Dataset records |

_ _ _ _ _

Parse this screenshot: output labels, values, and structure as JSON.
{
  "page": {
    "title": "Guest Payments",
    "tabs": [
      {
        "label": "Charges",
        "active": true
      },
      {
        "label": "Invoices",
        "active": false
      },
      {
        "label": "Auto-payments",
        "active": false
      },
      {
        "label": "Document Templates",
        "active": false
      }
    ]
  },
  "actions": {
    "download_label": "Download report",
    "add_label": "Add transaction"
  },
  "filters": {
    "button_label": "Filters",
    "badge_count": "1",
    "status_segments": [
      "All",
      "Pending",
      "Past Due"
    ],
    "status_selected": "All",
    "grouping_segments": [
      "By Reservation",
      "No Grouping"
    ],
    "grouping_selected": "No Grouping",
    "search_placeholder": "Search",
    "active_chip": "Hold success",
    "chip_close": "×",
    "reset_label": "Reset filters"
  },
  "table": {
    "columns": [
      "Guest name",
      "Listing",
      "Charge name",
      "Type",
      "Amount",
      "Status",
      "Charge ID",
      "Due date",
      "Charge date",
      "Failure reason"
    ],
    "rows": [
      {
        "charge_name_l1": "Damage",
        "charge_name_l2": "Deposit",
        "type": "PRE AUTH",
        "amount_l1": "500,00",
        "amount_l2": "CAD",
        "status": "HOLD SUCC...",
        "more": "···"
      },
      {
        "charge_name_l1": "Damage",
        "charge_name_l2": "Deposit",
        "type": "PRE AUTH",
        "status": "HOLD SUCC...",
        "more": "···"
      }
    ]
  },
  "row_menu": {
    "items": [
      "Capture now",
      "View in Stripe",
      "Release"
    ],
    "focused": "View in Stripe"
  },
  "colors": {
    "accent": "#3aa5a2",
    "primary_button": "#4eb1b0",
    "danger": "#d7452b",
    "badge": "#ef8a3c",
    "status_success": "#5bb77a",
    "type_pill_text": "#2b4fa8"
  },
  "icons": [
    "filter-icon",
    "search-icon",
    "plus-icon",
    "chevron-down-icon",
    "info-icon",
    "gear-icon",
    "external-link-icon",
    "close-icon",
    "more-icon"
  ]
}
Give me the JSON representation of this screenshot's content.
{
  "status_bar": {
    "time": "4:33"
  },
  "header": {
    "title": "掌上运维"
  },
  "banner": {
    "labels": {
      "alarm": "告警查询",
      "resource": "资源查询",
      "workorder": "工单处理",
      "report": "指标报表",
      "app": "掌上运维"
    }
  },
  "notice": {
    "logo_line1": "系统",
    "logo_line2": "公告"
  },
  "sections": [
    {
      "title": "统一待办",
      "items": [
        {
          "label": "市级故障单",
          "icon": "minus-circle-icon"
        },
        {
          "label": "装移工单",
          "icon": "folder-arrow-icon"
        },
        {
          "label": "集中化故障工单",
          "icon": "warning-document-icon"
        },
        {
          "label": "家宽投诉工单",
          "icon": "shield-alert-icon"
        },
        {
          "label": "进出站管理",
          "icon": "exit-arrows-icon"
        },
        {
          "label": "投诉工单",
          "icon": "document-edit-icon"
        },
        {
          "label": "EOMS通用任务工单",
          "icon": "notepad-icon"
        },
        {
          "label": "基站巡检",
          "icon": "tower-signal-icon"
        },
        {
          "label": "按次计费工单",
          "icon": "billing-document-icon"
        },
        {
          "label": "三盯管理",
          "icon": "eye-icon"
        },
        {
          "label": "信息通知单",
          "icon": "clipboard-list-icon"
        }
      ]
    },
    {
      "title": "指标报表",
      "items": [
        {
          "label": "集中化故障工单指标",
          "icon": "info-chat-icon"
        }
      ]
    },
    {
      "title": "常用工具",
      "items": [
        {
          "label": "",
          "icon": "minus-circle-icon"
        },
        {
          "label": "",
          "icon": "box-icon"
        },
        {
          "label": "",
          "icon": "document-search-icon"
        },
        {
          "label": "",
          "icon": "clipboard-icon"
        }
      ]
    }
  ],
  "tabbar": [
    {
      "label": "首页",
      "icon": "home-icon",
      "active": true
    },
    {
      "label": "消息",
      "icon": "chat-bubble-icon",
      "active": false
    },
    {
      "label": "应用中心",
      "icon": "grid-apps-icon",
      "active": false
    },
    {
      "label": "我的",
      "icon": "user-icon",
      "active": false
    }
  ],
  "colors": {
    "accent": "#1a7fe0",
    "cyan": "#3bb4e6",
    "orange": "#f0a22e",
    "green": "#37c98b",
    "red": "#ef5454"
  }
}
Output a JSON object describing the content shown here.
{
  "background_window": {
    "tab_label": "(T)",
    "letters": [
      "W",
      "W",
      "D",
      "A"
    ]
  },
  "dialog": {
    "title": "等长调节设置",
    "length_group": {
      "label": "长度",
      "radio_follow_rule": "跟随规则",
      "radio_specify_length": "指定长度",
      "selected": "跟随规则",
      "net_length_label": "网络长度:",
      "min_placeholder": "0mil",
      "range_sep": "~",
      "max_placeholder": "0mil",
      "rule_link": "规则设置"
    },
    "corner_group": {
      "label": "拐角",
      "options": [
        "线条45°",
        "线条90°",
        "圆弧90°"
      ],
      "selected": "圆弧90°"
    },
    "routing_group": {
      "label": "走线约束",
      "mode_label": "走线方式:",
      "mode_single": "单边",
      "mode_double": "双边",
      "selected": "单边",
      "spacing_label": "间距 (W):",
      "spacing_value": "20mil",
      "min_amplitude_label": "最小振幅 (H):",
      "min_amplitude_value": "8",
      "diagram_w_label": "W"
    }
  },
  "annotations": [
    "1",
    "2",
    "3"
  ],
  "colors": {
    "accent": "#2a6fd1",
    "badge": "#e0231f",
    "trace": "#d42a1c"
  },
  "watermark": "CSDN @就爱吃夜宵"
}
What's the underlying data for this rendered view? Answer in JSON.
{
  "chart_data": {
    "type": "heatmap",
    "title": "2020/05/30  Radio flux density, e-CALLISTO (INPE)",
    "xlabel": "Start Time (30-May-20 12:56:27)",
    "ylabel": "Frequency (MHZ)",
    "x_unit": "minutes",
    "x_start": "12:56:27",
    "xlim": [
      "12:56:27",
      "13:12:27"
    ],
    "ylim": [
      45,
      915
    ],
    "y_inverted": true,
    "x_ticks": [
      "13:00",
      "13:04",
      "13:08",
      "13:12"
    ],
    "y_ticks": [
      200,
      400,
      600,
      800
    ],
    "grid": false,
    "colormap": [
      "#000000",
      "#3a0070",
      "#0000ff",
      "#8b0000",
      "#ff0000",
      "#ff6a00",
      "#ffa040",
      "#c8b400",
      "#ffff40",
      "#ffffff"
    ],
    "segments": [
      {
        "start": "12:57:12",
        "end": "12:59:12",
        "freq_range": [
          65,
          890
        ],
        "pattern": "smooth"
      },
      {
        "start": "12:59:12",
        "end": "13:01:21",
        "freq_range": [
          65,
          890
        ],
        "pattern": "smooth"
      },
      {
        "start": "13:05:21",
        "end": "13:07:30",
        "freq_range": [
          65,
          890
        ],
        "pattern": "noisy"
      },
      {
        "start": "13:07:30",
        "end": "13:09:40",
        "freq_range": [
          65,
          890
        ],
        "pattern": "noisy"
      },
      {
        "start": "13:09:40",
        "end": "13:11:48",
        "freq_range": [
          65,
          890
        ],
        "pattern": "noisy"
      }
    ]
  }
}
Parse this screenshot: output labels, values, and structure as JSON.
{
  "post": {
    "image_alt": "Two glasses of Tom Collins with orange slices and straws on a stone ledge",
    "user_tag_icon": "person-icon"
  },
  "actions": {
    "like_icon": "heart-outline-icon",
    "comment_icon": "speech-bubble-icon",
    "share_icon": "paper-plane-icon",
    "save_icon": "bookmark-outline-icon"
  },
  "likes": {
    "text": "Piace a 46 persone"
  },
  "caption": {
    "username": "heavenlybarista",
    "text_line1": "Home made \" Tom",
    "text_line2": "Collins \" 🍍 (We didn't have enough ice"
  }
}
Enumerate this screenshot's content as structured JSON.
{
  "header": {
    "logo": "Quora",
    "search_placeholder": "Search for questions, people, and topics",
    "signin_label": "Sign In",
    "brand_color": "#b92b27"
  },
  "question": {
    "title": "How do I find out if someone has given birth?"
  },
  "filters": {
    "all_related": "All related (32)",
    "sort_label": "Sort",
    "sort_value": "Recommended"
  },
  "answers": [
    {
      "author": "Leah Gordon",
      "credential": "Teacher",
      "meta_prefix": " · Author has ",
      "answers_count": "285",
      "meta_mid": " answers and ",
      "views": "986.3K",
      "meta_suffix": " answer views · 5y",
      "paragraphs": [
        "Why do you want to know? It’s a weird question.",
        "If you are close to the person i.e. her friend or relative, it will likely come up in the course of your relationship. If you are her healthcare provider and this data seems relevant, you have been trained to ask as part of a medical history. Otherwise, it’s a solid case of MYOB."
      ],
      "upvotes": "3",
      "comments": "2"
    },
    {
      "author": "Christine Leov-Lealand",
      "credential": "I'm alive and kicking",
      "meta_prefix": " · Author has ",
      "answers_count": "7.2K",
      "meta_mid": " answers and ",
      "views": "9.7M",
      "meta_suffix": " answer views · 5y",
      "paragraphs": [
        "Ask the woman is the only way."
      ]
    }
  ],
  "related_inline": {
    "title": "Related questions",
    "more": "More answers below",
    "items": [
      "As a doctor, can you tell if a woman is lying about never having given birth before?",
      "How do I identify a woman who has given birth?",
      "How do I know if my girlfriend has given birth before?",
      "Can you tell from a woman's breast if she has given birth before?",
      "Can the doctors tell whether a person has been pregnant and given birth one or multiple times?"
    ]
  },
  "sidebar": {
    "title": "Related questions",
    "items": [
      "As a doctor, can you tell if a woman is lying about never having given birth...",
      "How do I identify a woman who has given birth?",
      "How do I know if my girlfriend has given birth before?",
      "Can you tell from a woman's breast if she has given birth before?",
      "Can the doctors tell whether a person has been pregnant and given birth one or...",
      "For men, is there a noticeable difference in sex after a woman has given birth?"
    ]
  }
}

_ _ _ _ _

SET PROBLEM |
Give only the number of lines in the records that contain the string "report".

RESULT |
2